##### Data in this exercise
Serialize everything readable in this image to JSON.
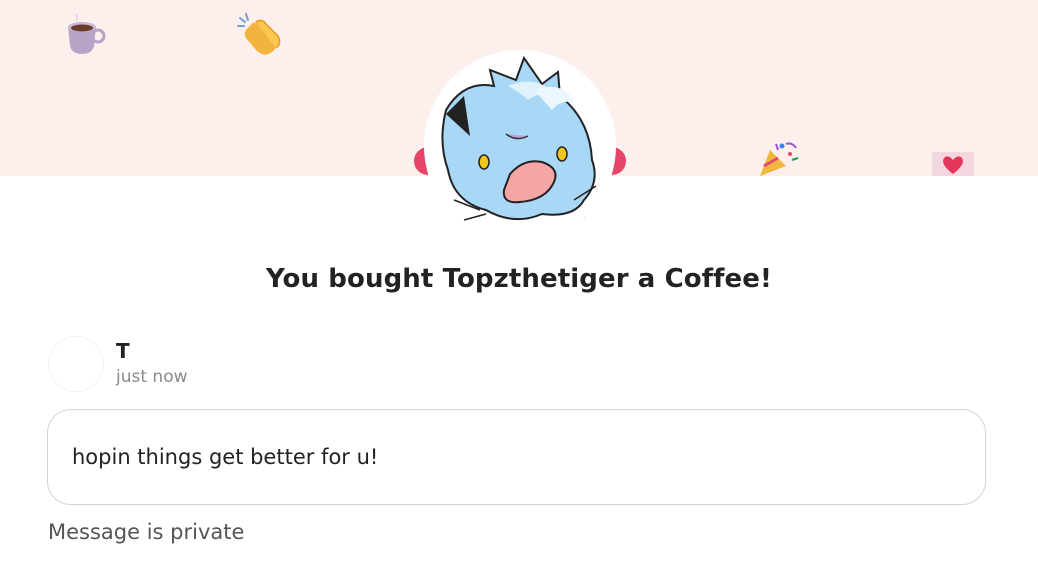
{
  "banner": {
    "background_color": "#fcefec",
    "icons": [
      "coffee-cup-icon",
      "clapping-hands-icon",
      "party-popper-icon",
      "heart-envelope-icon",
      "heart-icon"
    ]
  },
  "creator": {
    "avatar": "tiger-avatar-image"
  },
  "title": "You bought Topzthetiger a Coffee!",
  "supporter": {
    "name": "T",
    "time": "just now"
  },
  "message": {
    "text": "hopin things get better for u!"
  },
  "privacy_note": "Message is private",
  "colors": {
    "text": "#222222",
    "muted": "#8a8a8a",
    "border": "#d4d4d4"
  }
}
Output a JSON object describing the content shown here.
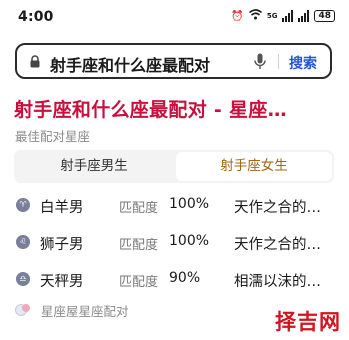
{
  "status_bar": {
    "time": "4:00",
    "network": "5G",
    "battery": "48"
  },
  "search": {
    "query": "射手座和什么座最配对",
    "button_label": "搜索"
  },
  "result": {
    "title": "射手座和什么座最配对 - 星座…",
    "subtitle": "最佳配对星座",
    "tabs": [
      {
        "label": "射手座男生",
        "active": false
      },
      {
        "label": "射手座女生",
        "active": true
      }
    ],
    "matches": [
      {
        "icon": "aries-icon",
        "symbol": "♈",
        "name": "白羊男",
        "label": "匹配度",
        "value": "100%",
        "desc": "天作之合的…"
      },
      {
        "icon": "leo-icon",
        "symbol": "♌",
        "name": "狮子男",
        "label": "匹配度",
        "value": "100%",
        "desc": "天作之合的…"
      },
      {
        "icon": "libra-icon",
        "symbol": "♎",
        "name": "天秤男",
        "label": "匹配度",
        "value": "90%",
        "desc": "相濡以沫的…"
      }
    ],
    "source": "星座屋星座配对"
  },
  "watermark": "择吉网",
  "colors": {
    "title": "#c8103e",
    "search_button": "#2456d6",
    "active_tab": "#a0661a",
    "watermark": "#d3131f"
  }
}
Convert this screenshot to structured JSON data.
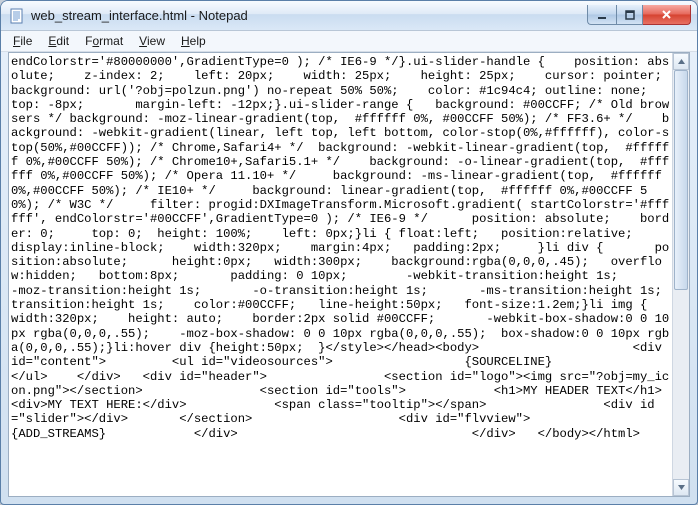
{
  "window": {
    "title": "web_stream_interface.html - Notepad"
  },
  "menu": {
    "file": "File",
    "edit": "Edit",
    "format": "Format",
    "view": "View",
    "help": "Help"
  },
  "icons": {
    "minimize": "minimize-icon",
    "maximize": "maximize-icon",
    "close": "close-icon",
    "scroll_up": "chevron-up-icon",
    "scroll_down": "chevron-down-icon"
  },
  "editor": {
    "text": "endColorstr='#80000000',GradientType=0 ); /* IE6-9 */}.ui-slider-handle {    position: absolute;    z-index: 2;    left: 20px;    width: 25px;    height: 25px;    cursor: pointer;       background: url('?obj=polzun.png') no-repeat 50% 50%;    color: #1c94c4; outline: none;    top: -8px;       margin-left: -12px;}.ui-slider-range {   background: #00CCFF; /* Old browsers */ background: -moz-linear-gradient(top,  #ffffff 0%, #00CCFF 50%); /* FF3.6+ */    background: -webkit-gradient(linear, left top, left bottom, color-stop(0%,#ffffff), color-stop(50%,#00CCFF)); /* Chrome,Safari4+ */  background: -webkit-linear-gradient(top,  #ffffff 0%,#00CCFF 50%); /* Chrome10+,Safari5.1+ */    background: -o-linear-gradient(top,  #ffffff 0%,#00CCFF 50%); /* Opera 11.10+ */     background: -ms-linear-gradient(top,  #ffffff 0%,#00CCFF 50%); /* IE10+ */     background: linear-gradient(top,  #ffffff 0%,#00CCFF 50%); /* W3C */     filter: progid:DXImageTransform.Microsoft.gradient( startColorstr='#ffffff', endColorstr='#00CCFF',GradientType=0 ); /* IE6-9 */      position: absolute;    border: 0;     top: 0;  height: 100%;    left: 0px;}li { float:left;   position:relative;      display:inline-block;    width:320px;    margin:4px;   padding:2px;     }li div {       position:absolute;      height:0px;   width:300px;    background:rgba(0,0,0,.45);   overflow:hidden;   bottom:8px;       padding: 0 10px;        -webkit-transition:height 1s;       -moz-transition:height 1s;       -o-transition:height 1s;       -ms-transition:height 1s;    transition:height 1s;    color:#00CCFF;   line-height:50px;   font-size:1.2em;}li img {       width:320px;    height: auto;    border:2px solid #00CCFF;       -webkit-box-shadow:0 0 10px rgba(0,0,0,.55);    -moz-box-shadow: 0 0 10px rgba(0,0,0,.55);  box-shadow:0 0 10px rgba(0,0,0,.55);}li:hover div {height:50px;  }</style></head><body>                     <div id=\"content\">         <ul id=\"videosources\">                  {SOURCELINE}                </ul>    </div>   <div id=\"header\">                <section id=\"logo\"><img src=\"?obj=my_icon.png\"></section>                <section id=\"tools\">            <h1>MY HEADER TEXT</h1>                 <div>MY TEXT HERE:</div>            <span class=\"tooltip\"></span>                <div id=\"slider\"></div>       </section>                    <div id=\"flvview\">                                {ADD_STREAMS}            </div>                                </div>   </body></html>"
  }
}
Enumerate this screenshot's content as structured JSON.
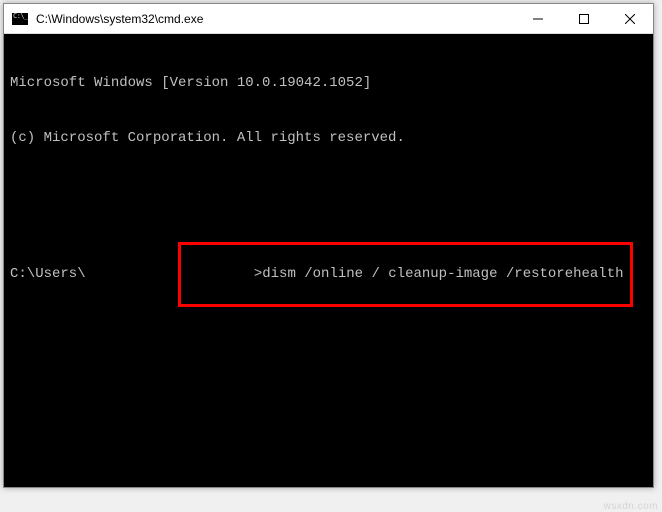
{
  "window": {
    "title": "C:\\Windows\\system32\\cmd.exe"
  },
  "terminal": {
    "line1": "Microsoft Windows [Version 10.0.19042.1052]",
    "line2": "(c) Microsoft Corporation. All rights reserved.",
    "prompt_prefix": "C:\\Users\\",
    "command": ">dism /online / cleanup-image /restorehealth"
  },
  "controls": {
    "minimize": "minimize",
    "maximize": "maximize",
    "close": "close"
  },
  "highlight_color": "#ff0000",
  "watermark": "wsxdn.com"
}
##########
Goal: From the data above, gather every line that includes the word "Windows".

Response below:
    "title": "C:\\Windows\\system32\\cmd.exe"
    "line1": "Microsoft Windows [Version 10.0.19042.1052]",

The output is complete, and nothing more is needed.